**SHORT EXERCISE 1**
Could you recast the annotated region listings below, from their first line through the line containing "y-tick-label: 90 [76, 75, 94, 91]", as a JSON list of strings with one string per line and blank lines left out?

Most of the talks dealt with abstractions above Hadoop; of these, the most prominent -- I believe everyone mentioned them at one time or another -- were Hive and Pig. Both are SQLish languages that optimize their queries into map and reduce jobs. eBay had its own variant on this, whose name I didn't write down; it was a special language meant to speed experiments on their recommendation engine. Someone loses an auction for, say, a 1998 Volkswagen; what's the best thing to suggest that they buy instead? They conduct thousands of these experiments per day, and they need a language to efficiently encode consumer-behavior patterns. Hadoop appears in the backend, but eBay and most of the other speakers quickly leave it behind. It's a testament to the technology's maturity that it has become something like electrical wiring: largely unnoticed, and there to serve the real action a couple layers up.

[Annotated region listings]
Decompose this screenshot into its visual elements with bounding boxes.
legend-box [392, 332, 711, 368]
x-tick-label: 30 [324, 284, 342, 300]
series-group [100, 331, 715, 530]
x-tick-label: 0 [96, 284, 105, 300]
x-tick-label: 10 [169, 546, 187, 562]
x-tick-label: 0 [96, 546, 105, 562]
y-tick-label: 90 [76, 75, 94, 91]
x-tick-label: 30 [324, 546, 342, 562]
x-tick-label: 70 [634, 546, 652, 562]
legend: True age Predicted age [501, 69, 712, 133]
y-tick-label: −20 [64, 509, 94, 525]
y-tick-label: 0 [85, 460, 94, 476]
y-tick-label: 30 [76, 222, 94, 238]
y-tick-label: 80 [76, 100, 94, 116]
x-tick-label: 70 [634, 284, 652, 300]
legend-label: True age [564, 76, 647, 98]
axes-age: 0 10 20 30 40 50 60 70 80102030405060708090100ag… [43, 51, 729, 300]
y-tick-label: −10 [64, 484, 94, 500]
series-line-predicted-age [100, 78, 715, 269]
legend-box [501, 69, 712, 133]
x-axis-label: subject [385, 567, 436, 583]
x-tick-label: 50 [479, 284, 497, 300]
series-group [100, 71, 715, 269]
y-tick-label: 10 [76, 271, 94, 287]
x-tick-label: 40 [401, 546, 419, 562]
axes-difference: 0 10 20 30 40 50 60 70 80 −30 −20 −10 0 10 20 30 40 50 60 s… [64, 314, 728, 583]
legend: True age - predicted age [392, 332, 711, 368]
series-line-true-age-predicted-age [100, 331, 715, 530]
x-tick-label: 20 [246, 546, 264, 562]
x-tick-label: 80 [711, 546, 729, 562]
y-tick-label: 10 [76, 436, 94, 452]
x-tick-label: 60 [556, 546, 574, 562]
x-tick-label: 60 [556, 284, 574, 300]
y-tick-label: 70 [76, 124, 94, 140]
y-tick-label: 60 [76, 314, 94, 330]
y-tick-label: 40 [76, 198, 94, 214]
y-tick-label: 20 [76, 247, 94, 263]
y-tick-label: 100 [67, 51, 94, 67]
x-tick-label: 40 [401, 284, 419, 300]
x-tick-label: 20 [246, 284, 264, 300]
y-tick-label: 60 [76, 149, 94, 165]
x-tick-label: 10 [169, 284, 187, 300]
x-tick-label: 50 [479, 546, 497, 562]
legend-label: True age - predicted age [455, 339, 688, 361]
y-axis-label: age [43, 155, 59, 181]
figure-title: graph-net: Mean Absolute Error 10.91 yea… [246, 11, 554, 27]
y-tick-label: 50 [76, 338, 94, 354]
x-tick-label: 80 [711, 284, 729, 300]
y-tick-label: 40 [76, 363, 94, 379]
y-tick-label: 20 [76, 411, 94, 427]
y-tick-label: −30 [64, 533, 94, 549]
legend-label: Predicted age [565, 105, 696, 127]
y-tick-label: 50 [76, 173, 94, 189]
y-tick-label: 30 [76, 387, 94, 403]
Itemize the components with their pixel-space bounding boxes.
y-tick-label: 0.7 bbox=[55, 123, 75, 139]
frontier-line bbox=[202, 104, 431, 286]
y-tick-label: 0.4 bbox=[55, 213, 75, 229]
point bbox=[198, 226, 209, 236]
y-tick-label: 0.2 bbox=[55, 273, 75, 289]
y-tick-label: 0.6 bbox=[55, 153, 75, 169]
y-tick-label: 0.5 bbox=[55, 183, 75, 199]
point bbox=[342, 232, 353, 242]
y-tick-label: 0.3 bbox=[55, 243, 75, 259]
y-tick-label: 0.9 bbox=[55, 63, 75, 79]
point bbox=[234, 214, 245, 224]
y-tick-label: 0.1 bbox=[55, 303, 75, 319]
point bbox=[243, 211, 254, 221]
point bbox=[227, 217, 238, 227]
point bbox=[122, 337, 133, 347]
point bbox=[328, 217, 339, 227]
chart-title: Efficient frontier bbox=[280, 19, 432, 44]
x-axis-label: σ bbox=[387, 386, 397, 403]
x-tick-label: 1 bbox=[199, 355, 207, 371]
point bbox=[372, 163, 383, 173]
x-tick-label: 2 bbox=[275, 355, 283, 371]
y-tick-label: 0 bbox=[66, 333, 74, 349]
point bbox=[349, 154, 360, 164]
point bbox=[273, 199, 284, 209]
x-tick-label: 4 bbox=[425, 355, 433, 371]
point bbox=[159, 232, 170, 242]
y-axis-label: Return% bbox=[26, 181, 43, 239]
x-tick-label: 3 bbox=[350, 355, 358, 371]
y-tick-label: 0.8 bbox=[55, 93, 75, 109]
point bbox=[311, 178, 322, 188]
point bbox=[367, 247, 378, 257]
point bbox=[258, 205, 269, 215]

**SHORT EXERCISE 2**
Can you give the passage about Hadoop above again in full, word for word?

**FULL SOLUTION 1**
[
  "Decompose this screenshot into its visual elements with bounding boxes.",
  "legend-box [392, 332, 711, 368]",
  "x-tick-label: 30 [324, 284, 342, 300]",
  "series-group [100, 331, 715, 530]",
  "x-tick-label: 0 [96, 284, 105, 300]",
  "x-tick-label: 10 [169, 546, 187, 562]",
  "x-tick-label: 0 [96, 546, 105, 562]",
  "y-tick-label: 90 [76, 75, 94, 91]"
]

**FULL SOLUTION 2**
Most of the talks dealt with abstractions above Hadoop; of these, the most prominent -- I believe everyone mentioned them at one time or another -- were Hive and Pig. Both are SQLish languages that optimize their queries into map and reduce jobs. eBay had its own variant on this, whose name I didn't write down; it was a special language meant to speed experiments on their recommendation engine. Someone loses an auction for, say, a 1998 Volkswagen; what's the best thing to suggest that they buy instead? They conduct thousands of these experiments per day, and they need a language to efficiently encode consumer-behavior patterns. Hadoop appears in the backend, but eBay and most of the other speakers quickly leave it behind. It's a testament to the technology's maturity that it has become something like electrical wiring: largely unnoticed, and there to serve the real action a couple layers up.